**Work to do**
Only the lines from the line containing "Extract the structured" to the line containing "Read all visible content and emit it as JSON.", with both of those lines, are to be repeated exactly. Leave the images out.

**Input records**
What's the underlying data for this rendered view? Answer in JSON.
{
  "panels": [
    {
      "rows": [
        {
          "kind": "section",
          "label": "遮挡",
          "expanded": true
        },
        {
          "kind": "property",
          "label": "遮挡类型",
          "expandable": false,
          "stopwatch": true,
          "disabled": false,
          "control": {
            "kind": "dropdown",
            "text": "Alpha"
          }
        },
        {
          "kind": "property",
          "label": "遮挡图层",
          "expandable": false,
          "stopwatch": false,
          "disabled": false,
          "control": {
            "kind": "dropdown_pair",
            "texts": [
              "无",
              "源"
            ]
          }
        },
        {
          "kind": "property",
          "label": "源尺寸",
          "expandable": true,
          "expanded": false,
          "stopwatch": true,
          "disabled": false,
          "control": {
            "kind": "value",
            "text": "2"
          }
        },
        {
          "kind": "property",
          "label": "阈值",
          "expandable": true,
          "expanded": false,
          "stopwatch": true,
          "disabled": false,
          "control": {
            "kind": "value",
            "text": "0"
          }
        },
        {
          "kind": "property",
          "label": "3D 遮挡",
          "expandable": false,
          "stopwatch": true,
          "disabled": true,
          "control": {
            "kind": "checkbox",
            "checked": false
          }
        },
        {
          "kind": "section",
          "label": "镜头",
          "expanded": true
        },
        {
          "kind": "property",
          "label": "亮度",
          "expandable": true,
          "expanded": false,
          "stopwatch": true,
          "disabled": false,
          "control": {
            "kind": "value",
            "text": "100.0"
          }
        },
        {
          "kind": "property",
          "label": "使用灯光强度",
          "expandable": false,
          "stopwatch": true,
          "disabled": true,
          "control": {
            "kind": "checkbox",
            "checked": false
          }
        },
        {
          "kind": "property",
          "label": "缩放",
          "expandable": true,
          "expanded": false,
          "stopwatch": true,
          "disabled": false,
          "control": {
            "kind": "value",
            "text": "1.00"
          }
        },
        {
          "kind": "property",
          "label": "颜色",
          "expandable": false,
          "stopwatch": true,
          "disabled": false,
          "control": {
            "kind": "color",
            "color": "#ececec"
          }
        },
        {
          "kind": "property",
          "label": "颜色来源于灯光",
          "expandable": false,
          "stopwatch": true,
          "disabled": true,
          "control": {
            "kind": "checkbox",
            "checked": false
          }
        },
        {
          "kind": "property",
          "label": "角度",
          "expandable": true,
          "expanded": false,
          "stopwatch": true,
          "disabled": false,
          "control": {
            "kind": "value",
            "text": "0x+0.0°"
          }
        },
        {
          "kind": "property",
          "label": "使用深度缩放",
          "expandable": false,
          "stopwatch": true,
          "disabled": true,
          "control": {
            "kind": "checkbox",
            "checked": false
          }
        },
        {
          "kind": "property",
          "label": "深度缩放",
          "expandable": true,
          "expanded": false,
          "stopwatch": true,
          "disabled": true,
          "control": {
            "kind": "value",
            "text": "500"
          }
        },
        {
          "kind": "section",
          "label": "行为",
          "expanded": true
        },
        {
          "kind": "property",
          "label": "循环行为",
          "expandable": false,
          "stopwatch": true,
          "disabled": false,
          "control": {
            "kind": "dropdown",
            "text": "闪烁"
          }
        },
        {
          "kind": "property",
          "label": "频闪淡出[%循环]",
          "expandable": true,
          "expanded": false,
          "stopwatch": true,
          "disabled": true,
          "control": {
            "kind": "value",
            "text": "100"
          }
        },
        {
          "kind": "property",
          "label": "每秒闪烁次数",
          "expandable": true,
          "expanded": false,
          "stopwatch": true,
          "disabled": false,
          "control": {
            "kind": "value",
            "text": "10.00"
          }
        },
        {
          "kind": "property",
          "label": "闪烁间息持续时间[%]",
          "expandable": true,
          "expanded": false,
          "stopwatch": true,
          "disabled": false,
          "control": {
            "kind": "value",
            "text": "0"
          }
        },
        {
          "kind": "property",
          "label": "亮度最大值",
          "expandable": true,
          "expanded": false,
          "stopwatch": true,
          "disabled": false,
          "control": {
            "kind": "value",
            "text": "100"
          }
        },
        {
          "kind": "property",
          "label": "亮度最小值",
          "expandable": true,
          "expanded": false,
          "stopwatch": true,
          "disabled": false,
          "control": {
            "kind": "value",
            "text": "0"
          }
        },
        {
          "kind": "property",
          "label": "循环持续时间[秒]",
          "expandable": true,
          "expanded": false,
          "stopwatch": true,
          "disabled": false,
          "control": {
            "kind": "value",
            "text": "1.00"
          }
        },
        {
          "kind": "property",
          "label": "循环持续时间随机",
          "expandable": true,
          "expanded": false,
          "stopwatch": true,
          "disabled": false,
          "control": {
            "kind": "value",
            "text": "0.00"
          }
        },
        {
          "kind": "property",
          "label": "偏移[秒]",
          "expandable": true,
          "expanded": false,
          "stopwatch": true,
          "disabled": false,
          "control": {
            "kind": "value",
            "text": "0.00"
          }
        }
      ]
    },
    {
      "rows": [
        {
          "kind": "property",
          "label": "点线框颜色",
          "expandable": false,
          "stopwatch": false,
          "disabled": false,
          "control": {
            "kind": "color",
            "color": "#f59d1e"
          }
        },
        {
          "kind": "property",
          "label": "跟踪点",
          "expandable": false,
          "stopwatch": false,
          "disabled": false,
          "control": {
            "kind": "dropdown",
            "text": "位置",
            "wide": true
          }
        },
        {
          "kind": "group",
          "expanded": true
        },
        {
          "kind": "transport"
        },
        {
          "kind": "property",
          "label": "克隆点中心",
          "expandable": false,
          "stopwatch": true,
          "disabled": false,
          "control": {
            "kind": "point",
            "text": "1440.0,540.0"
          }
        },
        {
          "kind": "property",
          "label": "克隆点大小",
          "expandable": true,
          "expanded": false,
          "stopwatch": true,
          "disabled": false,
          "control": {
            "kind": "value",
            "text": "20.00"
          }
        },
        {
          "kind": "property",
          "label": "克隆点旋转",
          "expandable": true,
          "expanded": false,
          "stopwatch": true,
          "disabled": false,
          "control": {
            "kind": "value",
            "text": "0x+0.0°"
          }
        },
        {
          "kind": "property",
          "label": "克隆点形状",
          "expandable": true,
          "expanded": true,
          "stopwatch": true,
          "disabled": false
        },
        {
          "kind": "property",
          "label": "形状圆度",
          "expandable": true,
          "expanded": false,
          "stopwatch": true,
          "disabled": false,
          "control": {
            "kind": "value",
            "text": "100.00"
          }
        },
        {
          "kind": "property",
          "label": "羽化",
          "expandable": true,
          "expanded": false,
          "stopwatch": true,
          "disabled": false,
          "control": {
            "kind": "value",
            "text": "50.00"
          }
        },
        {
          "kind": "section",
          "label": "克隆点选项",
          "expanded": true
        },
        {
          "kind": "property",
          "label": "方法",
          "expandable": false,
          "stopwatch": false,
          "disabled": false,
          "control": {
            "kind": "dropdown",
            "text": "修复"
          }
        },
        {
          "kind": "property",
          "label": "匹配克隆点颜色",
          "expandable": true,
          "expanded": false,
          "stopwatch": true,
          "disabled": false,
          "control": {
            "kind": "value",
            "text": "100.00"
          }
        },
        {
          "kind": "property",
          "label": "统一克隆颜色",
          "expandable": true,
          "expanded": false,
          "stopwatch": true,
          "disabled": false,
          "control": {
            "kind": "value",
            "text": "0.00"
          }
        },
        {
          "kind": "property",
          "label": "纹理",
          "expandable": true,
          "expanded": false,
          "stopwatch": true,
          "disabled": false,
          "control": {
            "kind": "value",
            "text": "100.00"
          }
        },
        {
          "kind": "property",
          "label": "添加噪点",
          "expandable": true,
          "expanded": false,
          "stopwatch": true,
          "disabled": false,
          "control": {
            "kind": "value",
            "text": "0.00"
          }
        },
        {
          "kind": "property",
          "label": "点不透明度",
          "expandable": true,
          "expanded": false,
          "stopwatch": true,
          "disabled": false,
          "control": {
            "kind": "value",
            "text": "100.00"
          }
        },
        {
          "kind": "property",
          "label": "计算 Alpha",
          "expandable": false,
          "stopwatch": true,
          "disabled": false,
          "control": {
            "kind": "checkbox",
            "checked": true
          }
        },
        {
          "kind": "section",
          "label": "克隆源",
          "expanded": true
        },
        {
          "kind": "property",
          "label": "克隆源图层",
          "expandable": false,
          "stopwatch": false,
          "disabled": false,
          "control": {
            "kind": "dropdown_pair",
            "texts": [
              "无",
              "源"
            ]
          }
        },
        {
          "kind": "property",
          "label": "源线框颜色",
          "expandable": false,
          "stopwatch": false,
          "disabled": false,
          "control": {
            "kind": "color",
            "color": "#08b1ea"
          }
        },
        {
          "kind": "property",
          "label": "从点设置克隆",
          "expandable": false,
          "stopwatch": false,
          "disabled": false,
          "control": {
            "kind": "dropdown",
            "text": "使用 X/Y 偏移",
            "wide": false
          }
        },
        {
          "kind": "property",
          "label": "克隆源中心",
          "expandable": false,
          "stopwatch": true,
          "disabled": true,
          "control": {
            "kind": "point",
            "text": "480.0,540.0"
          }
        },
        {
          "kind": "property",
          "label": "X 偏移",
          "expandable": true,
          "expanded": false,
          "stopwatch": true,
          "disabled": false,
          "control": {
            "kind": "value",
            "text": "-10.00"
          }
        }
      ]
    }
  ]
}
...
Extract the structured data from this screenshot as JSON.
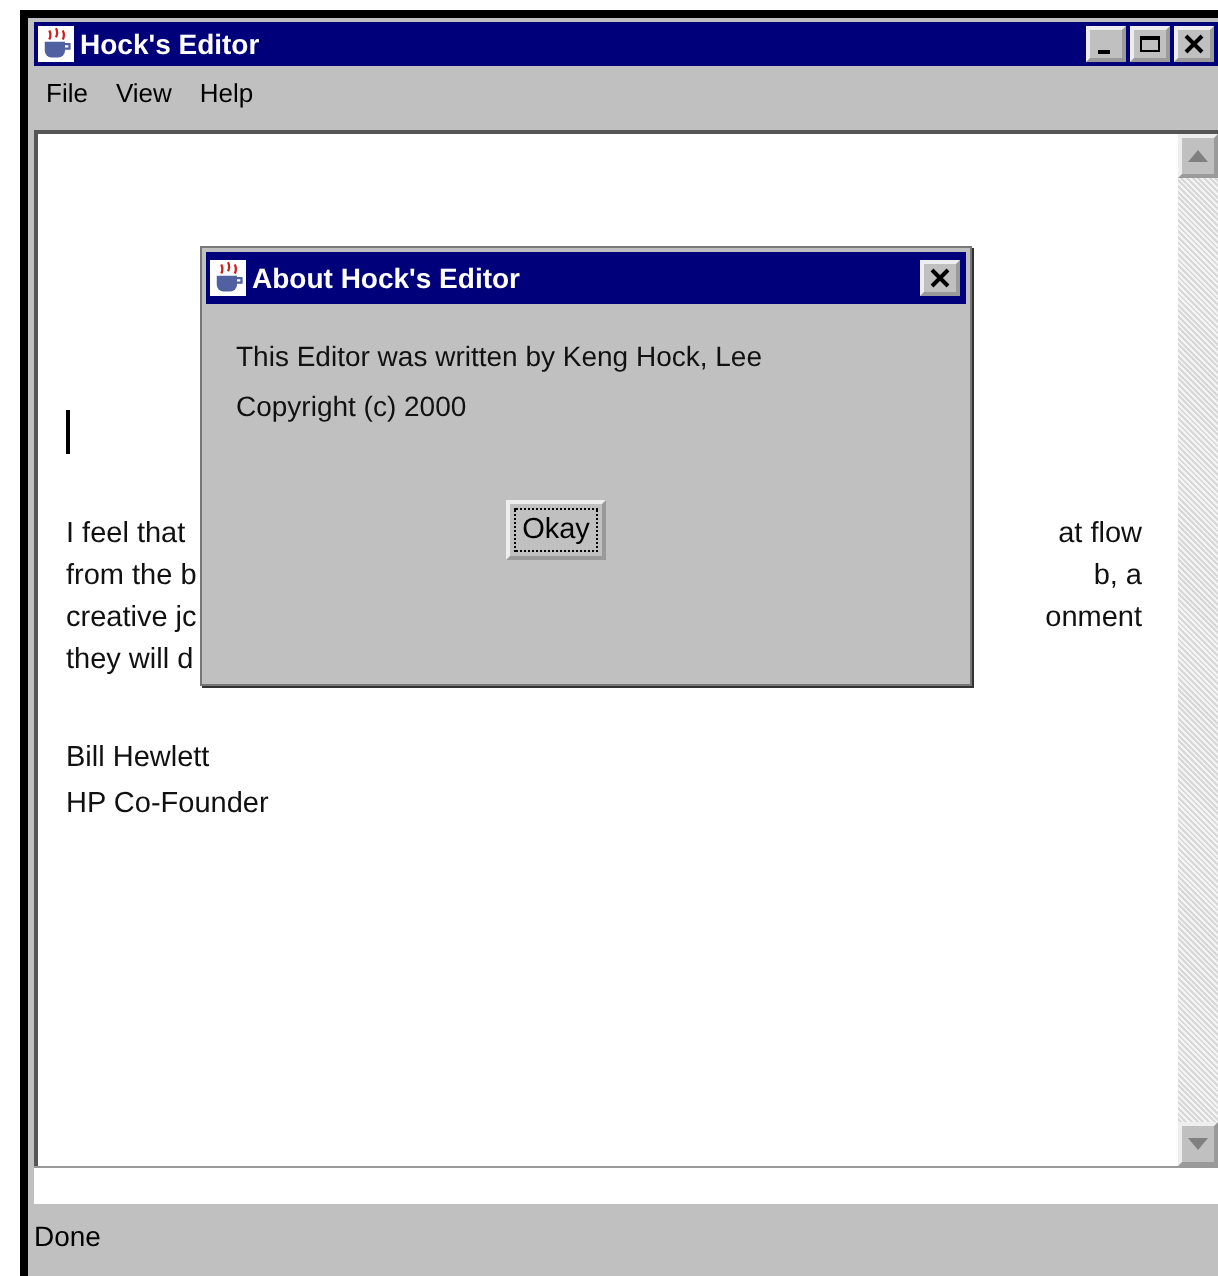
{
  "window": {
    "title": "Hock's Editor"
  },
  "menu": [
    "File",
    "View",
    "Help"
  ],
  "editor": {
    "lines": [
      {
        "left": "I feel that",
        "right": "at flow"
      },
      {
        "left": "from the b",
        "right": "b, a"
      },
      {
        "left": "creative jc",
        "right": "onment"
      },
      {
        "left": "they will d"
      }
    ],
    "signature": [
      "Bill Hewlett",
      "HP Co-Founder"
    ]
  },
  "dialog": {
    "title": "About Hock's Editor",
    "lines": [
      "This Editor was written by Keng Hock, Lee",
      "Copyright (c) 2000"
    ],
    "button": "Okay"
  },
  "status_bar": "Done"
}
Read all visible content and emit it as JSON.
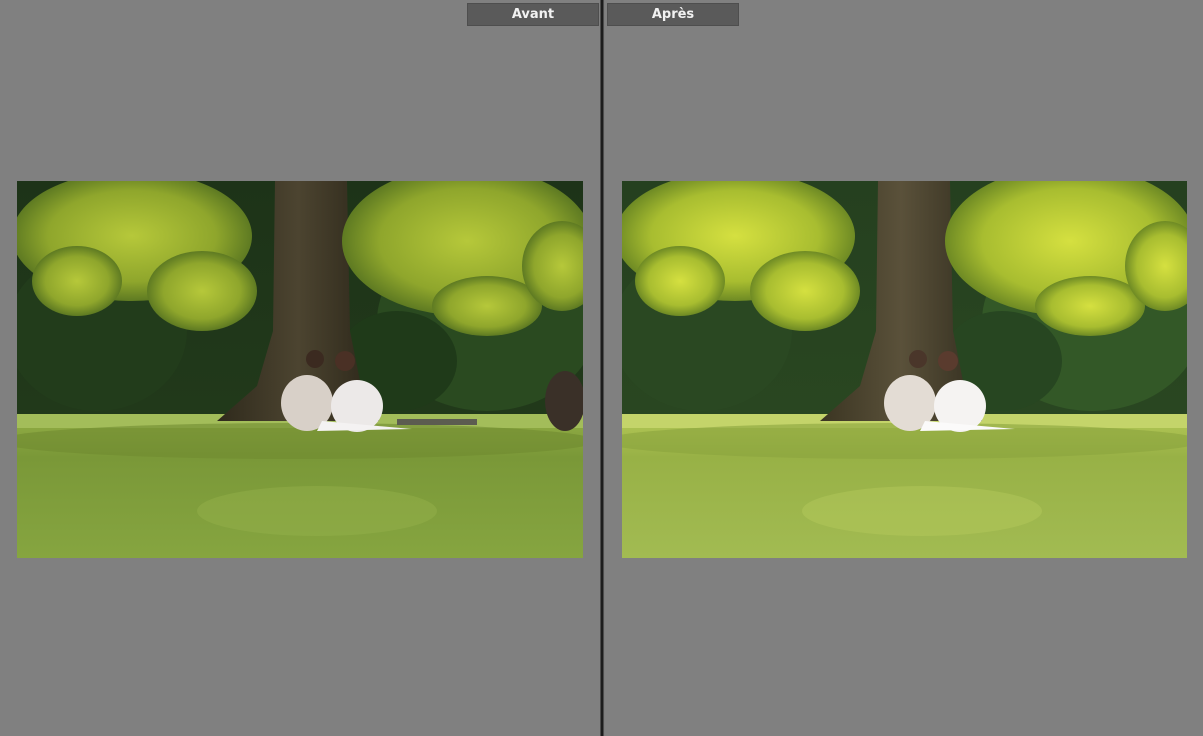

**Task response**
Extract the structured data from this screenshot as JSON.
{
  "window": {
    "title": "Hock's Editor"
  },
  "menu": [
    "File",
    "View",
    "Help"
  ],
  "editor": {
    "lines": [
      {
        "left": "I feel that",
        "right": "at flow"
      },
      {
        "left": "from the b",
        "right": "b, a"
      },
      {
        "left": "creative jc",
        "right": "onment"
      },
      {
        "left": "they will d"
      }
    ],
    "signature": [
      "Bill Hewlett",
      "HP Co-Founder"
    ]
  },
  "dialog": {
    "title": "About Hock's Editor",
    "lines": [
      "This Editor was written by Keng Hock, Lee",
      "Copyright (c) 2000"
    ],
    "button": "Okay"
  },
  "status_bar": "Done"
}
Read all visible content and emit it as JSON.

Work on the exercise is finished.